Count lines with "Salvar" in them. Report only the total.

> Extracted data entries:
****************************************

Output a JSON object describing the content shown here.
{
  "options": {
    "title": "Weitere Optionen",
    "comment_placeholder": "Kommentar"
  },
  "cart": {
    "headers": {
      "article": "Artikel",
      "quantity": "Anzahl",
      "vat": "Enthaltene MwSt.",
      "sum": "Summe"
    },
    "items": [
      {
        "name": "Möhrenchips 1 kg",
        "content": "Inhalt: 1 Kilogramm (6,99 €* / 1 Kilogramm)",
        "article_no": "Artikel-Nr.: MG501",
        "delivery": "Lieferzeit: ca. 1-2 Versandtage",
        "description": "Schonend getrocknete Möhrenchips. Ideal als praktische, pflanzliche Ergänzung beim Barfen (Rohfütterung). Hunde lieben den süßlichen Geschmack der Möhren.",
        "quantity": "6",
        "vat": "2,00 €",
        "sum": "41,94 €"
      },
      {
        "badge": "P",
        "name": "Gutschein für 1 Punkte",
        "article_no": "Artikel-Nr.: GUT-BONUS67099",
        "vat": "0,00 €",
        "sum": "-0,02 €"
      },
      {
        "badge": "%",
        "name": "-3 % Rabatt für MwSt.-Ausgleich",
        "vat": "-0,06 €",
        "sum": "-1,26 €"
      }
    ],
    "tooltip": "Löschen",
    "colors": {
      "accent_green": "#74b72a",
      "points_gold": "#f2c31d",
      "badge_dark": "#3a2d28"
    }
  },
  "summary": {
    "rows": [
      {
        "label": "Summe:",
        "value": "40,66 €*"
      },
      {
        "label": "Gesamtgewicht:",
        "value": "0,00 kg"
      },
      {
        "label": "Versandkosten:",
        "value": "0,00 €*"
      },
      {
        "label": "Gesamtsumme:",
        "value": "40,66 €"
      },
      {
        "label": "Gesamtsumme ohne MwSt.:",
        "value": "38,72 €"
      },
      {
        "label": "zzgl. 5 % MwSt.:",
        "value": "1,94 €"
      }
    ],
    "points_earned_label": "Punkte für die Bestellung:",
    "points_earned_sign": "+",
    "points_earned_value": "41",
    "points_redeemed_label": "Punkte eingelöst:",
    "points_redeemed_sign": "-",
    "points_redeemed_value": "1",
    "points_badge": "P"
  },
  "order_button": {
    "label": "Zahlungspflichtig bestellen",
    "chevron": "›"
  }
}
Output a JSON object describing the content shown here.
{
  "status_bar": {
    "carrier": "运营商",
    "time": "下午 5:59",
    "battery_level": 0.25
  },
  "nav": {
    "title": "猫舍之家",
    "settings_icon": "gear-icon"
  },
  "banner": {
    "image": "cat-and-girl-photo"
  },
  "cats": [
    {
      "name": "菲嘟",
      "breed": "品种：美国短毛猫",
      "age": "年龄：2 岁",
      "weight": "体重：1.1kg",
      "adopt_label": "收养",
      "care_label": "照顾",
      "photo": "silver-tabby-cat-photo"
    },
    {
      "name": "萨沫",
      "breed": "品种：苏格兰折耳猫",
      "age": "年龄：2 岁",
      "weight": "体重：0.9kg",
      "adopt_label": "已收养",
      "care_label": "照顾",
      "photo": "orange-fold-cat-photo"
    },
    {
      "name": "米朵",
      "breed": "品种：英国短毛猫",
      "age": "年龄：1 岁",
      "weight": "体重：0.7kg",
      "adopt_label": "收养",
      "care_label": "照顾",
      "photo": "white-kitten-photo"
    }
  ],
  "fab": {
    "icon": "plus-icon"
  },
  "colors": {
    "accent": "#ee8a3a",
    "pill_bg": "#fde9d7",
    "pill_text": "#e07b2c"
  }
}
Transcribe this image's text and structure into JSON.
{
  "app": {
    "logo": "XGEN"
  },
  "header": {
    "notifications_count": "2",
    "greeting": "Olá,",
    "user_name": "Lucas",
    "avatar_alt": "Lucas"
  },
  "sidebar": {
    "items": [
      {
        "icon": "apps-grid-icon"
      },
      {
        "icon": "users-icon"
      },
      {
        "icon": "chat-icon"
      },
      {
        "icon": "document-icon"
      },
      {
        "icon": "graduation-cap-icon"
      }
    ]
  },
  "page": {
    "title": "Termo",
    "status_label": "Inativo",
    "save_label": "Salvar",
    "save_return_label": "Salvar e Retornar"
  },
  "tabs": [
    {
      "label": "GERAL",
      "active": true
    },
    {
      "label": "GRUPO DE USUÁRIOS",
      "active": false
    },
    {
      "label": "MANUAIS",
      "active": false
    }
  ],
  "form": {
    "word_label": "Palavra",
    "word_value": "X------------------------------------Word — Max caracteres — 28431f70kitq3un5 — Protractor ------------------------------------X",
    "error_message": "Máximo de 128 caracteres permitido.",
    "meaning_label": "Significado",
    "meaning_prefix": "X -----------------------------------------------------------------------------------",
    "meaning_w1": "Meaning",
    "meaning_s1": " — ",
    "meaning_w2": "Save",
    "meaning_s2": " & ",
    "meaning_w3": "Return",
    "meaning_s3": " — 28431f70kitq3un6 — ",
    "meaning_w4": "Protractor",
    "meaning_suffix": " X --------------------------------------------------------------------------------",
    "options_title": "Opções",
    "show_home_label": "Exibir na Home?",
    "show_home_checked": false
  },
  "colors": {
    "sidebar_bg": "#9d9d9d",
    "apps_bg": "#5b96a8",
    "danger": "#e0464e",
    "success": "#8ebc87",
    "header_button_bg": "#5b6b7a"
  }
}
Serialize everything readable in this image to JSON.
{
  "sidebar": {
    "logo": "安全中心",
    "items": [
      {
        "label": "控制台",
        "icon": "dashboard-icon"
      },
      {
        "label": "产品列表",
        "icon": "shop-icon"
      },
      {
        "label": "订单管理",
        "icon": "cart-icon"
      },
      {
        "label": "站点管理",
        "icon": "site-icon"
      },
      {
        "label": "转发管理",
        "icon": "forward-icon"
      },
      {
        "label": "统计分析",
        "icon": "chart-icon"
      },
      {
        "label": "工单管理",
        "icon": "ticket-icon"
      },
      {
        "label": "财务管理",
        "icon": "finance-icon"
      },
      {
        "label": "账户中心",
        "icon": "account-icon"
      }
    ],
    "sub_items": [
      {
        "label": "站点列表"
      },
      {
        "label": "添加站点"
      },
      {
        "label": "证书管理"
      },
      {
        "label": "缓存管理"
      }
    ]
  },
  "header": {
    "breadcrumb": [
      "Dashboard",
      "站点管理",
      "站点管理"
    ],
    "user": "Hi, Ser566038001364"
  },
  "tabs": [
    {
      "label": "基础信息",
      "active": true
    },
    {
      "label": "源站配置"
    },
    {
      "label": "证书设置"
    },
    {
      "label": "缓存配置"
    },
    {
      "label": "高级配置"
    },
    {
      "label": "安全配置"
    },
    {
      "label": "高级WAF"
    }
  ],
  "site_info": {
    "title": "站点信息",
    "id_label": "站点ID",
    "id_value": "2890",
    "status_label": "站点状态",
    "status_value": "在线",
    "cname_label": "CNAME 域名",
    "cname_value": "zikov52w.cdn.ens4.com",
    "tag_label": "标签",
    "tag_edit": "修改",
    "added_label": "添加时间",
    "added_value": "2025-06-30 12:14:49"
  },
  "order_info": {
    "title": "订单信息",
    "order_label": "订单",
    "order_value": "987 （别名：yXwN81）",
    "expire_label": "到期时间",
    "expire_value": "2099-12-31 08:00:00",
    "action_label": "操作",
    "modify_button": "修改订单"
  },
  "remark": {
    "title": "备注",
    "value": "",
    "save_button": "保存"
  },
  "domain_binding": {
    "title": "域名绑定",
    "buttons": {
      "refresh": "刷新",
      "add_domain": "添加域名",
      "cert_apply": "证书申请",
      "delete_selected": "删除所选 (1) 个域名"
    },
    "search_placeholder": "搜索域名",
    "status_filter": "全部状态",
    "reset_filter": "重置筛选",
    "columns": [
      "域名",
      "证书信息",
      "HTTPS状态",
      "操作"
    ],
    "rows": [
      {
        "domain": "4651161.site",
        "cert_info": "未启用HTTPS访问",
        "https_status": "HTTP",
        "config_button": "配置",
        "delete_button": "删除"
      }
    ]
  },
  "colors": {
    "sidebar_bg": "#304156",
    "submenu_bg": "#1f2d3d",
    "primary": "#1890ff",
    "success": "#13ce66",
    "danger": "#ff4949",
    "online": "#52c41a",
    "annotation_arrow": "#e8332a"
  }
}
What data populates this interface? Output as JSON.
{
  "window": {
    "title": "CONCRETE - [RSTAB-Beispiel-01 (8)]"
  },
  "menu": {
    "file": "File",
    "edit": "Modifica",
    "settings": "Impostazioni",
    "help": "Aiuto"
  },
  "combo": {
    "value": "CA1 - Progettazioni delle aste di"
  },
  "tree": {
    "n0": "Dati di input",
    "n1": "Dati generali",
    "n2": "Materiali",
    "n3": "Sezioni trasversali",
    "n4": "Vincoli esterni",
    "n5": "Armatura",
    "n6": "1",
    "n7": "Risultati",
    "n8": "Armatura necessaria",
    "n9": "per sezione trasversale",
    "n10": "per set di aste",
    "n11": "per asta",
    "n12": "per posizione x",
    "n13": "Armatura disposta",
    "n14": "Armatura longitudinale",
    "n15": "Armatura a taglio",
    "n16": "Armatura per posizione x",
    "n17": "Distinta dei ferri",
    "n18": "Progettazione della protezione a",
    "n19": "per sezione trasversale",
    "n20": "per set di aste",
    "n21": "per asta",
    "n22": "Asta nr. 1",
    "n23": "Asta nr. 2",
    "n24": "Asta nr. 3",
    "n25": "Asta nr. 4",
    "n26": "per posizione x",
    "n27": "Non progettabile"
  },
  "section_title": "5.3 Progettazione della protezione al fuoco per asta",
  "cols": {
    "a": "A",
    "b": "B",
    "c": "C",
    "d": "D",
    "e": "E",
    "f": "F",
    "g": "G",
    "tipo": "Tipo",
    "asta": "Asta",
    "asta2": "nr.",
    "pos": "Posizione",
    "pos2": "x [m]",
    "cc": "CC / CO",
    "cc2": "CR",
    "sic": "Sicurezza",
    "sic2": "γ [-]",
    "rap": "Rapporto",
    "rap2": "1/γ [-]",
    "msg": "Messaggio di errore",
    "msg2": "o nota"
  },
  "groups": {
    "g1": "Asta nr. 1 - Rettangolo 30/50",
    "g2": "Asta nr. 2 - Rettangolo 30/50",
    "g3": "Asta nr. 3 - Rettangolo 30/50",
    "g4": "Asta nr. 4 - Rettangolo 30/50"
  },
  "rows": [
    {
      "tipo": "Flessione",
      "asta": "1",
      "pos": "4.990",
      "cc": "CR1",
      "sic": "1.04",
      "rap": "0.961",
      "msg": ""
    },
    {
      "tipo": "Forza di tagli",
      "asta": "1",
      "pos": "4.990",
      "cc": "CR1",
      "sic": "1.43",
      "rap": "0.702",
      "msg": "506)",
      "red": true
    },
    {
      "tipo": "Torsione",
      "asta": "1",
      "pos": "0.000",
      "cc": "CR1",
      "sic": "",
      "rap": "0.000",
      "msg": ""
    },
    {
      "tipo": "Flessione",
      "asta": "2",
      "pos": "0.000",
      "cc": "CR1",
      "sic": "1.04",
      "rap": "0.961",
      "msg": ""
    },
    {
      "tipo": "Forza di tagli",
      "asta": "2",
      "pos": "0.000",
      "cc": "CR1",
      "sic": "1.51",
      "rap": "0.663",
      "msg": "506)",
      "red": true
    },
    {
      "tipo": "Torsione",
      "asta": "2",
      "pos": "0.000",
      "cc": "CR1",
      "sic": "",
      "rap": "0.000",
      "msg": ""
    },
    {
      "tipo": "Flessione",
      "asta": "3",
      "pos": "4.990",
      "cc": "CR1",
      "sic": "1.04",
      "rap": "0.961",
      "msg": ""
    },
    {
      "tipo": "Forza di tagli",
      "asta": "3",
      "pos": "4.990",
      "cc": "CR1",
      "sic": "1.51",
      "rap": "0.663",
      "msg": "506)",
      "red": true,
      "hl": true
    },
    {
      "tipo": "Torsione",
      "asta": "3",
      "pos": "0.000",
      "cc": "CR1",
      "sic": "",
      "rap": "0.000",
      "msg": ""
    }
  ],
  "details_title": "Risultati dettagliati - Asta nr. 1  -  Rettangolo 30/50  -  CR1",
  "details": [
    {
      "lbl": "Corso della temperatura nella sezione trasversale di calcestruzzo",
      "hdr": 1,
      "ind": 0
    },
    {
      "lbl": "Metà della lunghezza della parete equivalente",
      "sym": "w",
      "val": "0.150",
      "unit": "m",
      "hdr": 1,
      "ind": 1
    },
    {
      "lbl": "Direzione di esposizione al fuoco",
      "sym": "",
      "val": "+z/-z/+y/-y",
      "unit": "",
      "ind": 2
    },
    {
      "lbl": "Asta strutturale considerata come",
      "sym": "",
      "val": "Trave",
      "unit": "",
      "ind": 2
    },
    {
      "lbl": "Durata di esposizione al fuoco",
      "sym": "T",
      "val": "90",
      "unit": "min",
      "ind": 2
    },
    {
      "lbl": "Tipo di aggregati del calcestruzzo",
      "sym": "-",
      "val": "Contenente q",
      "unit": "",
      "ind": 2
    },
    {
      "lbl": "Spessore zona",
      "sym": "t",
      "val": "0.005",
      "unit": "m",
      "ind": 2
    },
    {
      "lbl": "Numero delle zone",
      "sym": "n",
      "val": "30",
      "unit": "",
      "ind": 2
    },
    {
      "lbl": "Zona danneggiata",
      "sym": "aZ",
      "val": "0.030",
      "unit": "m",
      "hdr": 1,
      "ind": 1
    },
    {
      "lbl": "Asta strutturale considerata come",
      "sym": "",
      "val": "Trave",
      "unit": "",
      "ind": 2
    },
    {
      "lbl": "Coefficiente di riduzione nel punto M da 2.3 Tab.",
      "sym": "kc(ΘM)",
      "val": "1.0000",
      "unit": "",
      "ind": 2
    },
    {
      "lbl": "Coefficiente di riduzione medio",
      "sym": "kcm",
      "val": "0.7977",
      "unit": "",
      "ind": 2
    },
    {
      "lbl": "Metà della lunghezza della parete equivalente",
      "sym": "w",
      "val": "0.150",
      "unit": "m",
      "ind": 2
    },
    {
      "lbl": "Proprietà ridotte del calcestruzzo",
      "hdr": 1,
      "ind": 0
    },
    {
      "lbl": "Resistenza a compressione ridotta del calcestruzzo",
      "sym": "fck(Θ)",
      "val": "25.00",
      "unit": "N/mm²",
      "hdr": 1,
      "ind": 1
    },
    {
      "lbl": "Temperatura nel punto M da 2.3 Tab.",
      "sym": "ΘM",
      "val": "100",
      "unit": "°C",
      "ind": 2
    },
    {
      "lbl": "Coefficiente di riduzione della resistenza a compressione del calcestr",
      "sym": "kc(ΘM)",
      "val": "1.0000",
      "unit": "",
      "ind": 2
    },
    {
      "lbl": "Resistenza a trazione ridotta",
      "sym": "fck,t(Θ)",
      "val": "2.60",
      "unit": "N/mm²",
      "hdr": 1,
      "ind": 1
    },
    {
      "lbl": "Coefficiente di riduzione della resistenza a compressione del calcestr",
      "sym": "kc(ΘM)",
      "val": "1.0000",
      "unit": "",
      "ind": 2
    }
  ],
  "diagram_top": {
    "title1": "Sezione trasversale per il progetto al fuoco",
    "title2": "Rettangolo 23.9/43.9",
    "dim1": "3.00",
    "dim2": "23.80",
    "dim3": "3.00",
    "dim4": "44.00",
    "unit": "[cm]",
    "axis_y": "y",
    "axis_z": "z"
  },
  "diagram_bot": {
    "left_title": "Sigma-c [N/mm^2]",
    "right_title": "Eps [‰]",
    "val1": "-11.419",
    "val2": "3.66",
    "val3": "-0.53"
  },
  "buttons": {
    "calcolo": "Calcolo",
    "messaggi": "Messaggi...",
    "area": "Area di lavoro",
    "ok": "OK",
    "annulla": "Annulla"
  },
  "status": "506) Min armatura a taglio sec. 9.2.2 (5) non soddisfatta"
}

****************************************

> Final result: 2